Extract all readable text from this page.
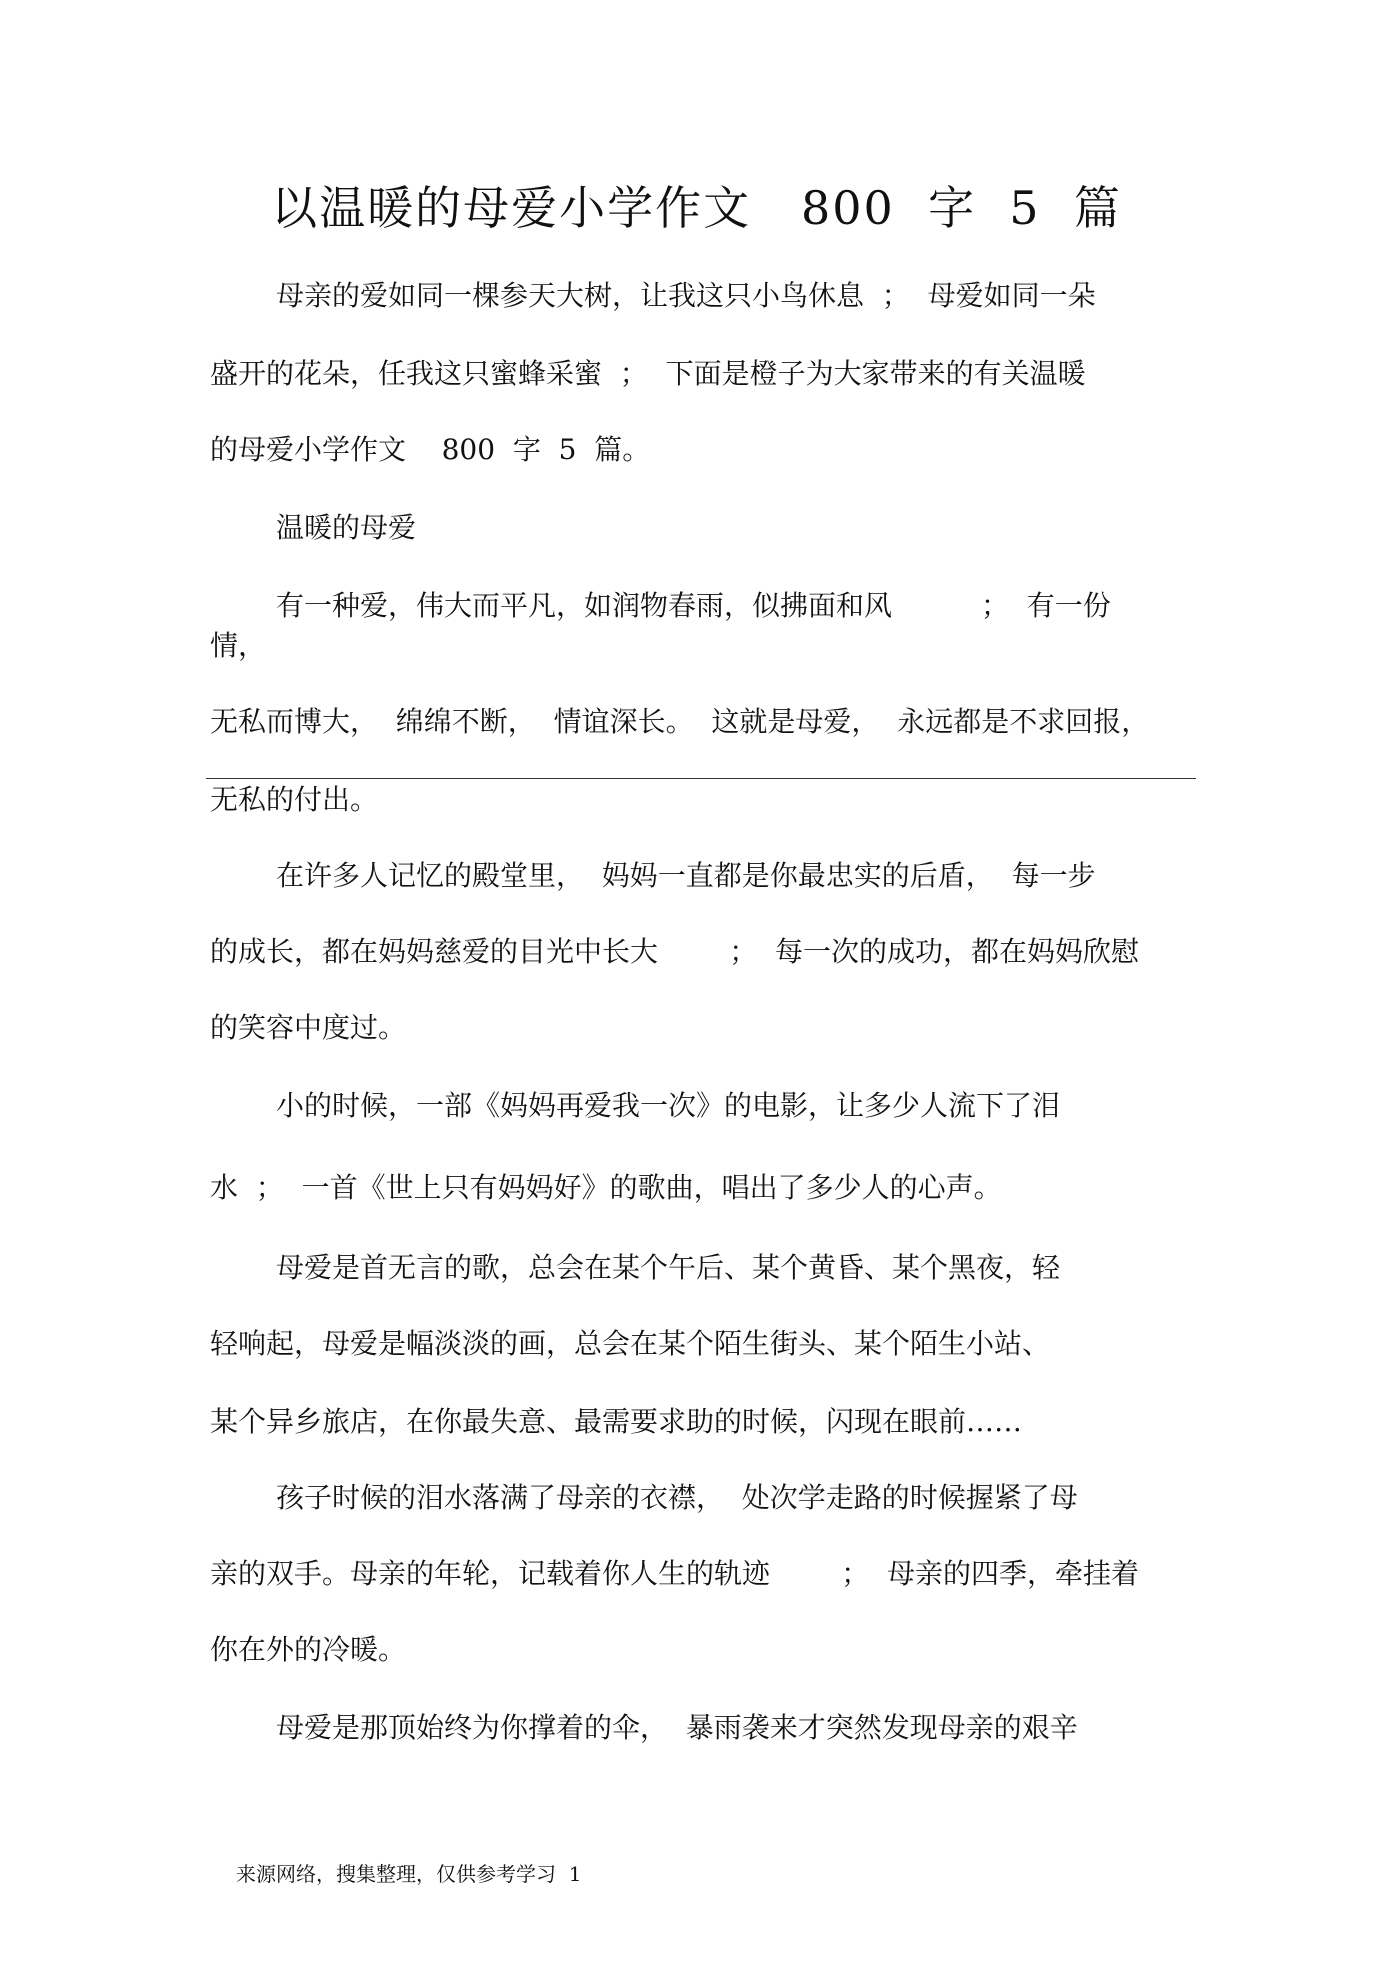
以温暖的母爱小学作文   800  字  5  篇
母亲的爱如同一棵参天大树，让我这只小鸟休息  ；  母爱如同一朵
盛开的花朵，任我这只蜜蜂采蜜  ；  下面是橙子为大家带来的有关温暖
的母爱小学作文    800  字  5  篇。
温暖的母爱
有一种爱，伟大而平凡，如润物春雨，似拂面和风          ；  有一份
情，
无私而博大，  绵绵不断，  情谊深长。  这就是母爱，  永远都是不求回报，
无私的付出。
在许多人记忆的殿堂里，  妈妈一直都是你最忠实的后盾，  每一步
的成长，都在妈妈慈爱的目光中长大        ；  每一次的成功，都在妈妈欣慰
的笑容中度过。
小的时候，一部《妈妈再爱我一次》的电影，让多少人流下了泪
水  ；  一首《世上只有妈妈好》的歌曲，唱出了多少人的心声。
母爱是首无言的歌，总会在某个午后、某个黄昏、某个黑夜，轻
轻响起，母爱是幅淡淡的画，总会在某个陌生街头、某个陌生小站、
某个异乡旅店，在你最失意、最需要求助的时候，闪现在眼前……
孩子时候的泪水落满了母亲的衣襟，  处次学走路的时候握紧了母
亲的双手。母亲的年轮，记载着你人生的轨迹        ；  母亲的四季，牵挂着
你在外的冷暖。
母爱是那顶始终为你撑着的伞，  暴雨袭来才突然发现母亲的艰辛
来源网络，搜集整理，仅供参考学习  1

* * *

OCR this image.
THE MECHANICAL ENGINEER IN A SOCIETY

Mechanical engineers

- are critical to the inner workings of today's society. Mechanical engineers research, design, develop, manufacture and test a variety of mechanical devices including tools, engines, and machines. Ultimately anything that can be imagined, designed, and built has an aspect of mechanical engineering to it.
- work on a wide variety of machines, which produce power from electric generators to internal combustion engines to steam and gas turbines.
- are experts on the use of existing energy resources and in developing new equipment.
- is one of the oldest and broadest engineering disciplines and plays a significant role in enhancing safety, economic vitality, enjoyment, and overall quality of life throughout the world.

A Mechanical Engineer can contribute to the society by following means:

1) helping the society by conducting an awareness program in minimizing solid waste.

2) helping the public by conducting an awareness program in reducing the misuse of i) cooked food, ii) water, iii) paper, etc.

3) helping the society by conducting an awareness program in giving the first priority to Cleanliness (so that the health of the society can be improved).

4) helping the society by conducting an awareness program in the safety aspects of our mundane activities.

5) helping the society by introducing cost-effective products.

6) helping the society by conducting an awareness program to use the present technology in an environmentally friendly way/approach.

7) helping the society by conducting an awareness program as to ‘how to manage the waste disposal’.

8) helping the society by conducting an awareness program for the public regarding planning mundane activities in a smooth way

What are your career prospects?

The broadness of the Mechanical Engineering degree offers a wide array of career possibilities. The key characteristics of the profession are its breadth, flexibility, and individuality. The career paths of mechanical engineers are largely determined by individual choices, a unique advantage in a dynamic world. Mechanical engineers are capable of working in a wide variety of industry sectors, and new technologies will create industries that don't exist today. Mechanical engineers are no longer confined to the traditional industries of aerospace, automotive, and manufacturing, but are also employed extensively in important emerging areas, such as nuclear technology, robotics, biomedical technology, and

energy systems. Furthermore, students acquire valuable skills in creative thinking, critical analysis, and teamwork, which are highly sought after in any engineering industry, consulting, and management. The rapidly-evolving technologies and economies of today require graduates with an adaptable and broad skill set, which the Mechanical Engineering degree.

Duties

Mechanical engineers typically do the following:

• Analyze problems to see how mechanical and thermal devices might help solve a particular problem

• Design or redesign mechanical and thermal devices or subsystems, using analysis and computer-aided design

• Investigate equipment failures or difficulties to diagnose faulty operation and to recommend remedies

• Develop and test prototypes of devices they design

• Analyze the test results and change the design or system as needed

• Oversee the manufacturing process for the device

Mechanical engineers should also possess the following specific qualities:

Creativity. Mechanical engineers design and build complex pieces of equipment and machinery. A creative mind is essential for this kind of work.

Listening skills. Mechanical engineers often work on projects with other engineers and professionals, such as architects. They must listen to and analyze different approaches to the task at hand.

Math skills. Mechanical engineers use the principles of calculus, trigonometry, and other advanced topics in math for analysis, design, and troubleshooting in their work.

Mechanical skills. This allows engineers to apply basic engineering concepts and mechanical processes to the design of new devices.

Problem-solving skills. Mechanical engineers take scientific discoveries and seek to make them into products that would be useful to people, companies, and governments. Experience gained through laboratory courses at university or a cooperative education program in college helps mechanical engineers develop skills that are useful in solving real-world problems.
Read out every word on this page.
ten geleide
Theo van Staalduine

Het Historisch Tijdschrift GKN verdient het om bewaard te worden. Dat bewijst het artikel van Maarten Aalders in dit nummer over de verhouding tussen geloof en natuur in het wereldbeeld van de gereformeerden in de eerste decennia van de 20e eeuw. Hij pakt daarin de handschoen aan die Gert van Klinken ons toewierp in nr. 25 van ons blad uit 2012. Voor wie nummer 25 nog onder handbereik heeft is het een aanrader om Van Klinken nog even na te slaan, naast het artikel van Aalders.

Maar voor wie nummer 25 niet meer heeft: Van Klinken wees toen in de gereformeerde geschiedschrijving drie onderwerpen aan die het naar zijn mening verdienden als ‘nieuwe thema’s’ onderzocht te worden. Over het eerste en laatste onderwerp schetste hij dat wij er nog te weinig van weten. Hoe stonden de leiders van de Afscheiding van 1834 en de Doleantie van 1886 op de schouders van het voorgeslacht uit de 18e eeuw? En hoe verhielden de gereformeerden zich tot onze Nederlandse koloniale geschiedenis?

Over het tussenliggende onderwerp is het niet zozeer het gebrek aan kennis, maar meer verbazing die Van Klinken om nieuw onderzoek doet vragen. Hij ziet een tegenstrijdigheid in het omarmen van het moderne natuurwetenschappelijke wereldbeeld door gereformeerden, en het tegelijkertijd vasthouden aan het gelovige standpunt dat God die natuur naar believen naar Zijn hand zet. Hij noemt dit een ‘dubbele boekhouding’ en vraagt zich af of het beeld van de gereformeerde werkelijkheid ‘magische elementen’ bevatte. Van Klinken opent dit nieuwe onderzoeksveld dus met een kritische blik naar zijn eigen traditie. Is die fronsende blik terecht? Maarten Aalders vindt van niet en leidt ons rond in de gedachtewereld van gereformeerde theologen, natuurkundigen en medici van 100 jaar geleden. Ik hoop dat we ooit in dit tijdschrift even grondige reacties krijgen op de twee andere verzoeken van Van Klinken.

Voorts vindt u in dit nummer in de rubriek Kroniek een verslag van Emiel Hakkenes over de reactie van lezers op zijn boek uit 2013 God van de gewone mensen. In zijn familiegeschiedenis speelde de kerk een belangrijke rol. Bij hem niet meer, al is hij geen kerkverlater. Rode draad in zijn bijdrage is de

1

— Task brief —
Sift the material for lines with the string "worden". Copy each one found.

— Output —
Het Historisch Tijdschrift GKN verdient het om bewaard te worden. Dat bewijst het artikel van Maarten Aalders in dit nummer over de verhouding tussen geloof en natuur in het wereldbeeld van de gereformeerden in de eerste decennia van de 20e eeuw. Hij pakt daarin de handschoen aan die Gert van Klinken ons toewierp in nr. 25 van ons blad uit 2012. Voor wie nummer 25 nog onder handbereik heeft is het een aanrader om Van Klinken nog even na te slaan, naast het artikel van Aalders.
Maar voor wie nummer 25 niet meer heeft: Van Klinken wees toen in de gereformeerde geschiedschrijving drie onderwerpen aan die het naar zijn mening verdienden als ‘nieuwe thema’s’ onderzocht te worden. Over het eerste en laatste onderwerp schetste hij dat wij er nog te weinig van weten. Hoe stonden de leiders van de Afscheiding van 1834 en de Doleantie van 1886 op de schouders van het voorgeslacht uit de 18e eeuw? En hoe verhielden de gereformeerden zich tot onze Nederlandse koloniale geschiedenis?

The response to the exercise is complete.